● Problem to work on
Report how many lines contain "durer". The answer is a single number.

● Material for the task
········
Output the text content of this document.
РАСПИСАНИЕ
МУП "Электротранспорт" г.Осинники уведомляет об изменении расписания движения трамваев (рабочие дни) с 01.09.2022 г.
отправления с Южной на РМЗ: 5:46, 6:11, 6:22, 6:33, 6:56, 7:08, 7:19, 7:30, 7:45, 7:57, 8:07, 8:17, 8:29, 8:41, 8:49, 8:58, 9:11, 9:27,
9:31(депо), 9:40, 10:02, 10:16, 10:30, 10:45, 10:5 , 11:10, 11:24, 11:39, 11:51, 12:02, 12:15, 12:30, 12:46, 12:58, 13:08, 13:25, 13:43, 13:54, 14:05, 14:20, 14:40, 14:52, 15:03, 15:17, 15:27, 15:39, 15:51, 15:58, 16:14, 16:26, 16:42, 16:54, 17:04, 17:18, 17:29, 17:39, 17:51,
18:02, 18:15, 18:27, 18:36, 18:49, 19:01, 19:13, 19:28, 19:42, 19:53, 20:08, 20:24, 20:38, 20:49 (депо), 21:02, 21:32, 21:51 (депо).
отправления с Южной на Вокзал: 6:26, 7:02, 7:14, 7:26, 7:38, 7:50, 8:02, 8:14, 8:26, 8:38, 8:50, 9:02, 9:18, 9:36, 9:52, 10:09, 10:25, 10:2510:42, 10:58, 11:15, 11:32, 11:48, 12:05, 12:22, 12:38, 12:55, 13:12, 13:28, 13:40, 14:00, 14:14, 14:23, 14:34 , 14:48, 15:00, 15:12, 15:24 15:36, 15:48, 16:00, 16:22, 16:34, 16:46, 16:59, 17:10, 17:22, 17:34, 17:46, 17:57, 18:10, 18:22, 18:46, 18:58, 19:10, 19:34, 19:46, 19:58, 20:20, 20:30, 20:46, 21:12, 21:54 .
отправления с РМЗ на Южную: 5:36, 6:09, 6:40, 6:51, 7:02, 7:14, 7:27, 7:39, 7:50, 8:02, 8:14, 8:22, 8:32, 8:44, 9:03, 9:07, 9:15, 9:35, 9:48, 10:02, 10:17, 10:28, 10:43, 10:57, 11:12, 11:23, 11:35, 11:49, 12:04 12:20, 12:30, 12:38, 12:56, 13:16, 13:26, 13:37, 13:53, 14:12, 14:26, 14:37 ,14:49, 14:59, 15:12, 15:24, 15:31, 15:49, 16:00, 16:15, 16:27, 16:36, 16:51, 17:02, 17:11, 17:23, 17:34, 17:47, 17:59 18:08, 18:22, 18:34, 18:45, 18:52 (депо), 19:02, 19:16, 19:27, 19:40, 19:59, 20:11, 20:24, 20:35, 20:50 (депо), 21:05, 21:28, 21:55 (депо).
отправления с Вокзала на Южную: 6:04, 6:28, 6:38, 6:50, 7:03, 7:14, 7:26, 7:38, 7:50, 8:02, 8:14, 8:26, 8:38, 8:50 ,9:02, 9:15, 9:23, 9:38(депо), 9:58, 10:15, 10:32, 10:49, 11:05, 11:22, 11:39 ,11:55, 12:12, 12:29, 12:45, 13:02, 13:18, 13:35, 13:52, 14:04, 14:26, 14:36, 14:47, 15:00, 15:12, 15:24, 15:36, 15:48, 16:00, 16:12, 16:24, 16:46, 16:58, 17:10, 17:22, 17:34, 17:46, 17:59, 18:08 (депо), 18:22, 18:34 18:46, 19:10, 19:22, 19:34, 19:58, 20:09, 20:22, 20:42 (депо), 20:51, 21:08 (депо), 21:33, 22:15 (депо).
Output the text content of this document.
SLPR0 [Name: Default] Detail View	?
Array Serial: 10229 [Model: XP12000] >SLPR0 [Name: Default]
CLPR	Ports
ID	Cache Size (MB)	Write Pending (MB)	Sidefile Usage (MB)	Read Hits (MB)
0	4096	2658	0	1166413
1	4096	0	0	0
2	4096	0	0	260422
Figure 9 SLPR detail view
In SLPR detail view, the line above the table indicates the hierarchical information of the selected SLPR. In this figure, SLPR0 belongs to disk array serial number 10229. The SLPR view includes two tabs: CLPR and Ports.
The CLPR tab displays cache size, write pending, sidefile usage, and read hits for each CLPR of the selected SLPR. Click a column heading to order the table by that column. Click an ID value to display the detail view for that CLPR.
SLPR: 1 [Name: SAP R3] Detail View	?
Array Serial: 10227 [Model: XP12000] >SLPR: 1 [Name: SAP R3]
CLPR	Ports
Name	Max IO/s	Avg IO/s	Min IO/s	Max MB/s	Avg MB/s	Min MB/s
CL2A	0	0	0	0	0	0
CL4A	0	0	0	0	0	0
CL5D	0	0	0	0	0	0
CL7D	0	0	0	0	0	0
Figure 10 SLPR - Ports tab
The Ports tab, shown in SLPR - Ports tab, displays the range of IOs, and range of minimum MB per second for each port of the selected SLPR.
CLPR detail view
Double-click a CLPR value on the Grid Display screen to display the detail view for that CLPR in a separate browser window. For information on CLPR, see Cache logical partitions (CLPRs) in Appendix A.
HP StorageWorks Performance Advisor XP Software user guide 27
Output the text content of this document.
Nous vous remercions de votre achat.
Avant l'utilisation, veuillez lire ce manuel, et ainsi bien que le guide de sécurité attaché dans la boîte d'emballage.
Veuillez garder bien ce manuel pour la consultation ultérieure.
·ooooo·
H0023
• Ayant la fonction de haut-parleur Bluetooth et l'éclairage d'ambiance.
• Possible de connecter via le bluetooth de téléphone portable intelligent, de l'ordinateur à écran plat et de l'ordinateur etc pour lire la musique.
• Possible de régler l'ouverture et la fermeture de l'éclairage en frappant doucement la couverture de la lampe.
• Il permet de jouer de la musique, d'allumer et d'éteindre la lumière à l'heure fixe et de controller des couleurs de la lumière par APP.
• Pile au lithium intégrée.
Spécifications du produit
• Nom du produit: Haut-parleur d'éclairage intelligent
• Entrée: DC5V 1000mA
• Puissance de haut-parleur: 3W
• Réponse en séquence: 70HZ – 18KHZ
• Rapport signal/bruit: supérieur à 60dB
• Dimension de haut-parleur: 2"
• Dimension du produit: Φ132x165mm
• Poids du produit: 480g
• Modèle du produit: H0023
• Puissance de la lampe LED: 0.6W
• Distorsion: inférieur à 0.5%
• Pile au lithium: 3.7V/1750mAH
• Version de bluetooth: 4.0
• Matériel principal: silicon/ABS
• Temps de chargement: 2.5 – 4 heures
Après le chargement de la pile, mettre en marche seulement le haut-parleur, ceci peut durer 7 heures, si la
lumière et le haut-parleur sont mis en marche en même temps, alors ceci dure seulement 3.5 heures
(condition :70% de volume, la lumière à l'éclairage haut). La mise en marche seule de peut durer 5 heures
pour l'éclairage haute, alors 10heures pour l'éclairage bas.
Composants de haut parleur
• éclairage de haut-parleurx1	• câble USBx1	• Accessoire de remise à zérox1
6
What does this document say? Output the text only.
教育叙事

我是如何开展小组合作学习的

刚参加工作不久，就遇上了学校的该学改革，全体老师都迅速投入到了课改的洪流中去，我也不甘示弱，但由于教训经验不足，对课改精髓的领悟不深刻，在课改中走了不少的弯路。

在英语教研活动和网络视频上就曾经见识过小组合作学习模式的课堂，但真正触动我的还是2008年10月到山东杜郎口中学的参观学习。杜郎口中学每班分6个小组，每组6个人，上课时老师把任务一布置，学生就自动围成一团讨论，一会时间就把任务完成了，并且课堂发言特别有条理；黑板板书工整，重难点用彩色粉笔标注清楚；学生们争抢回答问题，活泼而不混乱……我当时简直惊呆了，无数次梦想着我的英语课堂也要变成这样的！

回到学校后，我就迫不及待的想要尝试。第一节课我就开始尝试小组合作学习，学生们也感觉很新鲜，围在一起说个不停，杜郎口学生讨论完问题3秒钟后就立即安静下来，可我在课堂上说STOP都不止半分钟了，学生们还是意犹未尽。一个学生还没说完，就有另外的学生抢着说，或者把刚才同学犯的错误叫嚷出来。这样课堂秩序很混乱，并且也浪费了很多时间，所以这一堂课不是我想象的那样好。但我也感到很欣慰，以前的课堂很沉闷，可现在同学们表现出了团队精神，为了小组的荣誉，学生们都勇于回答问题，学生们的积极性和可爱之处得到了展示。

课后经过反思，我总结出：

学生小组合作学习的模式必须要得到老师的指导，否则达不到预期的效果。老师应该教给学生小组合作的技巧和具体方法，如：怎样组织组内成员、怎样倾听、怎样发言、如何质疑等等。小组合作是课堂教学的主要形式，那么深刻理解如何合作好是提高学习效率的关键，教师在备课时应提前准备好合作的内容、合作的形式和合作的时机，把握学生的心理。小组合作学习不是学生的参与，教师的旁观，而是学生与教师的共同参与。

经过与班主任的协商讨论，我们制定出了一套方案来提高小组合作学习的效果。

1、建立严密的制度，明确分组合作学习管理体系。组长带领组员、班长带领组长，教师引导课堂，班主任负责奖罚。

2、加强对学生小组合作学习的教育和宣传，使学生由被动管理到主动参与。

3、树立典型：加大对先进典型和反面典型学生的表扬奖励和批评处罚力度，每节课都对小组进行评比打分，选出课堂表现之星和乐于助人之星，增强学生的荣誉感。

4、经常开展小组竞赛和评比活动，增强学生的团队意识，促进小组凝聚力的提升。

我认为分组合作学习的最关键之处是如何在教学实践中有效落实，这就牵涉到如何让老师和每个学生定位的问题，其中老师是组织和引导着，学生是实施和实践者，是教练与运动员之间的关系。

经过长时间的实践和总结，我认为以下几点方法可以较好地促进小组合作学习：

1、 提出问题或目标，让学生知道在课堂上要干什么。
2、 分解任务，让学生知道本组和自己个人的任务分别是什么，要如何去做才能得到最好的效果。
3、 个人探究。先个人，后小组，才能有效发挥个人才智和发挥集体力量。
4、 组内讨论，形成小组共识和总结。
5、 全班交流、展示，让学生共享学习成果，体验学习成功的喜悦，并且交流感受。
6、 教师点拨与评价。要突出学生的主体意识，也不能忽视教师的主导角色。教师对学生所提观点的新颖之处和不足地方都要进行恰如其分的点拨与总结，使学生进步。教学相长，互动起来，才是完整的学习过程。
········
● The answer
2